Every line of the records below should be restated exactly.

[start Records to use]

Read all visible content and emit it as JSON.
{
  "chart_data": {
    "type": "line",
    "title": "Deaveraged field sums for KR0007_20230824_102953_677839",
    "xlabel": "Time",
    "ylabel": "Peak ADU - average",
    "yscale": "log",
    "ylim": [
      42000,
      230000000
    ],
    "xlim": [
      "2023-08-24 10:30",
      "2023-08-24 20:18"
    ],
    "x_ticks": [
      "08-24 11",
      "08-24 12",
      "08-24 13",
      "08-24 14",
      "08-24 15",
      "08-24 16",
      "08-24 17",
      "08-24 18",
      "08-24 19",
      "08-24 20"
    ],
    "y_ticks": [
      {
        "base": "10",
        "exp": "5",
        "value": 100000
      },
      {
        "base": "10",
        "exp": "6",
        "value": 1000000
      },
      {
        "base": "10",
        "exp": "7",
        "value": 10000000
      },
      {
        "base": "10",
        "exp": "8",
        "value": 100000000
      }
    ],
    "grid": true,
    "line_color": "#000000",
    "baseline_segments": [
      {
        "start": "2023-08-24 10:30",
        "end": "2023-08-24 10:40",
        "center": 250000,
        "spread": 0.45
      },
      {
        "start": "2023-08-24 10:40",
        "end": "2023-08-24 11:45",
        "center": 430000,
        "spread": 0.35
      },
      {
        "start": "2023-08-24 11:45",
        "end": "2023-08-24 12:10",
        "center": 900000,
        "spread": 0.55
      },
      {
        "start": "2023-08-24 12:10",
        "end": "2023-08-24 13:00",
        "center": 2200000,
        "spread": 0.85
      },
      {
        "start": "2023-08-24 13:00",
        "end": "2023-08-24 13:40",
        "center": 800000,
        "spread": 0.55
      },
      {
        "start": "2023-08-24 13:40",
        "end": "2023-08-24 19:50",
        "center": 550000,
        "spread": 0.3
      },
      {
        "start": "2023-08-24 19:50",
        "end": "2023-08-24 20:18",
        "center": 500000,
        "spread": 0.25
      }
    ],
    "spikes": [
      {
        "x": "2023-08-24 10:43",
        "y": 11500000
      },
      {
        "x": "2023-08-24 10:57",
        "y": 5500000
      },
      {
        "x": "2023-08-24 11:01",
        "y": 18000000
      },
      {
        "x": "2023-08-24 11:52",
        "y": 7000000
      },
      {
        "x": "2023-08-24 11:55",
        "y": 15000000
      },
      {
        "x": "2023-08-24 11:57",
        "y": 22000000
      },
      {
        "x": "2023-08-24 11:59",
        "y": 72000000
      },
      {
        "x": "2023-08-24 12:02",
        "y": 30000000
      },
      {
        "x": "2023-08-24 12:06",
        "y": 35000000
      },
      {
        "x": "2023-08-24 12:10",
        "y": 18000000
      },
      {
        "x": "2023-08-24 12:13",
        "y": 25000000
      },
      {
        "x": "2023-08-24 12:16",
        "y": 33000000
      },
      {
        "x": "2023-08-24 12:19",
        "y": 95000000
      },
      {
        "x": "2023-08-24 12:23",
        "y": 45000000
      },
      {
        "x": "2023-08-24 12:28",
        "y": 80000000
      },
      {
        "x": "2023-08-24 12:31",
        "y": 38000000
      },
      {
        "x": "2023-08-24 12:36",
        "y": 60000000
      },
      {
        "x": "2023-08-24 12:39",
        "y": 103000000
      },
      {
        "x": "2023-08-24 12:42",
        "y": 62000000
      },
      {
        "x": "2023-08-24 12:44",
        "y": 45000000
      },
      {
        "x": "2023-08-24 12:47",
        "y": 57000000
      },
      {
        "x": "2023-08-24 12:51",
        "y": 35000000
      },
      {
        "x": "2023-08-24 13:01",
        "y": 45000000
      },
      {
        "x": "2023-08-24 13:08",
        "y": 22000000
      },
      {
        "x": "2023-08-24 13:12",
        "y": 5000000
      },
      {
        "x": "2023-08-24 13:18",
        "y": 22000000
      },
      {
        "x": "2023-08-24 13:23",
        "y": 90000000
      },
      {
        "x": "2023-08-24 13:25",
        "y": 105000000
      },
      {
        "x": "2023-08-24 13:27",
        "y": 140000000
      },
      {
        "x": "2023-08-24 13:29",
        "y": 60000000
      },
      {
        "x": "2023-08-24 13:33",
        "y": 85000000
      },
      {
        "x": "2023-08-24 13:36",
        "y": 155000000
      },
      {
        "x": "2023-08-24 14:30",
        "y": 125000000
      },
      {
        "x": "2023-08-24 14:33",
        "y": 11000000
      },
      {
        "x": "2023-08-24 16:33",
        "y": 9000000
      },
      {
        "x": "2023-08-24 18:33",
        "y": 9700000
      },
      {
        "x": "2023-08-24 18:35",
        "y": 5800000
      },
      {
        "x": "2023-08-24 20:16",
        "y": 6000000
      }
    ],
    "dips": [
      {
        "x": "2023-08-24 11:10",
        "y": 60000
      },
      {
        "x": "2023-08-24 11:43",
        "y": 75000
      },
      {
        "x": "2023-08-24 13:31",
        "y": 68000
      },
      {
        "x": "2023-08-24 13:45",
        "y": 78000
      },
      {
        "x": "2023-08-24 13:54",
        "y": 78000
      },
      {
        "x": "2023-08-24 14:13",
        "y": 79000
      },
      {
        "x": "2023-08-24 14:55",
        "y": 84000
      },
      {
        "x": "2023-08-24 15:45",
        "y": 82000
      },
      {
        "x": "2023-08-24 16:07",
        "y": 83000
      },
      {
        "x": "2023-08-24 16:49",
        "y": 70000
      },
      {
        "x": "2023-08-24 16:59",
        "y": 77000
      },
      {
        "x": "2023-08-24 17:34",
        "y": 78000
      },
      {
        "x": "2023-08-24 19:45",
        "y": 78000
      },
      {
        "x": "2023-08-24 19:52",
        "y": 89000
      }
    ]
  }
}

[end Records to use]

• [Solution to the problem]
Read all visible content and emit it as JSON.
{
  "chart_data": {
    "type": "line",
    "title": "Deaveraged field sums for KR0007_20230824_102953_677839",
    "xlabel": "Time",
    "ylabel": "Peak ADU - average",
    "yscale": "log",
    "ylim": [
      42000,
      230000000
    ],
    "xlim": [
      "2023-08-24 10:30",
      "2023-08-24 20:18"
    ],
    "x_ticks": [
      "08-24 11",
      "08-24 12",
      "08-24 13",
      "08-24 14",
      "08-24 15",
      "08-24 16",
      "08-24 17",
      "08-24 18",
      "08-24 19",
      "08-24 20"
    ],
    "y_ticks": [
      {
        "base": "10",
        "exp": "5",
        "value": 100000
      },
      {
        "base": "10",
        "exp": "6",
        "value": 1000000
      },
      {
        "base": "10",
        "exp": "7",
        "value": 10000000
      },
      {
        "base": "10",
        "exp": "8",
        "value": 100000000
      }
    ],
    "grid": true,
    "line_color": "#000000",
    "baseline_segments": [
      {
        "start": "2023-08-24 10:30",
        "end": "2023-08-24 10:40",
        "center": 250000,
        "spread": 0.45
      },
      {
        "start": "2023-08-24 10:40",
        "end": "2023-08-24 11:45",
        "center": 430000,
        "spread": 0.35
      },
      {
        "start": "2023-08-24 11:45",
        "end": "2023-08-24 12:10",
        "center": 900000,
        "spread": 0.55
      },
      {
        "start": "2023-08-24 12:10",
        "end": "2023-08-24 13:00",
        "center": 2200000,
        "spread": 0.85
      },
      {
        "start": "2023-08-24 13:00",
        "end": "2023-08-24 13:40",
        "center": 800000,
        "spread": 0.55
      },
      {
        "start": "2023-08-24 13:40",
        "end": "2023-08-24 19:50",
        "center": 550000,
        "spread": 0.3
      },
      {
        "start": "2023-08-24 19:50",
        "end": "2023-08-24 20:18",
        "center": 500000,
        "spread": 0.25
      }
    ],
    "spikes": [
      {
        "x": "2023-08-24 10:43",
        "y": 11500000
      },
      {
        "x": "2023-08-24 10:57",
        "y": 5500000
      },
      {
        "x": "2023-08-24 11:01",
        "y": 18000000
      },
      {
        "x": "2023-08-24 11:52",
        "y": 7000000
      },
      {
        "x": "2023-08-24 11:55",
        "y": 15000000
      },
      {
        "x": "2023-08-24 11:57",
        "y": 22000000
      },
      {
        "x": "2023-08-24 11:59",
        "y": 72000000
      },
      {
        "x": "2023-08-24 12:02",
        "y": 30000000
      },
      {
        "x": "2023-08-24 12:06",
        "y": 35000000
      },
      {
        "x": "2023-08-24 12:10",
        "y": 18000000
      },
      {
        "x": "2023-08-24 12:13",
        "y": 25000000
      },
      {
        "x": "2023-08-24 12:16",
        "y": 33000000
      },
      {
        "x": "2023-08-24 12:19",
        "y": 95000000
      },
      {
        "x": "2023-08-24 12:23",
        "y": 45000000
      },
      {
        "x": "2023-08-24 12:28",
        "y": 80000000
      },
      {
        "x": "2023-08-24 12:31",
        "y": 38000000
      },
      {
        "x": "2023-08-24 12:36",
        "y": 60000000
      },
      {
        "x": "2023-08-24 12:39",
        "y": 103000000
      },
      {
        "x": "2023-08-24 12:42",
        "y": 62000000
      },
      {
        "x": "2023-08-24 12:44",
        "y": 45000000
      },
      {
        "x": "2023-08-24 12:47",
        "y": 57000000
      },
      {
        "x": "2023-08-24 12:51",
        "y": 35000000
      },
      {
        "x": "2023-08-24 13:01",
        "y": 45000000
      },
      {
        "x": "2023-08-24 13:08",
        "y": 22000000
      },
      {
        "x": "2023-08-24 13:12",
        "y": 5000000
      },
      {
        "x": "2023-08-24 13:18",
        "y": 22000000
      },
      {
        "x": "2023-08-24 13:23",
        "y": 90000000
      },
      {
        "x": "2023-08-24 13:25",
        "y": 105000000
      },
      {
        "x": "2023-08-24 13:27",
        "y": 140000000
      },
      {
        "x": "2023-08-24 13:29",
        "y": 60000000
      },
      {
        "x": "2023-08-24 13:33",
        "y": 85000000
      },
      {
        "x": "2023-08-24 13:36",
        "y": 155000000
      },
      {
        "x": "2023-08-24 14:30",
        "y": 125000000
      },
      {
        "x": "2023-08-24 14:33",
        "y": 11000000
      },
      {
        "x": "2023-08-24 16:33",
        "y": 9000000
      },
      {
        "x": "2023-08-24 18:33",
        "y": 9700000
      },
      {
        "x": "2023-08-24 18:35",
        "y": 5800000
      },
      {
        "x": "2023-08-24 20:16",
        "y": 6000000
      }
    ],
    "dips": [
      {
        "x": "2023-08-24 11:10",
        "y": 60000
      },
      {
        "x": "2023-08-24 11:43",
        "y": 75000
      },
      {
        "x": "2023-08-24 13:31",
        "y": 68000
      },
      {
        "x": "2023-08-24 13:45",
        "y": 78000
      },
      {
        "x": "2023-08-24 13:54",
        "y": 78000
      },
      {
        "x": "2023-08-24 14:13",
        "y": 79000
      },
      {
        "x": "2023-08-24 14:55",
        "y": 84000
      },
      {
        "x": "2023-08-24 15:45",
        "y": 82000
      },
      {
        "x": "2023-08-24 16:07",
        "y": 83000
      },
      {
        "x": "2023-08-24 16:49",
        "y": 70000
      },
      {
        "x": "2023-08-24 16:59",
        "y": 77000
      },
      {
        "x": "2023-08-24 17:34",
        "y": 78000
      },
      {
        "x": "2023-08-24 19:45",
        "y": 78000
      },
      {
        "x": "2023-08-24 19:52",
        "y": 89000
      }
    ]
  }
}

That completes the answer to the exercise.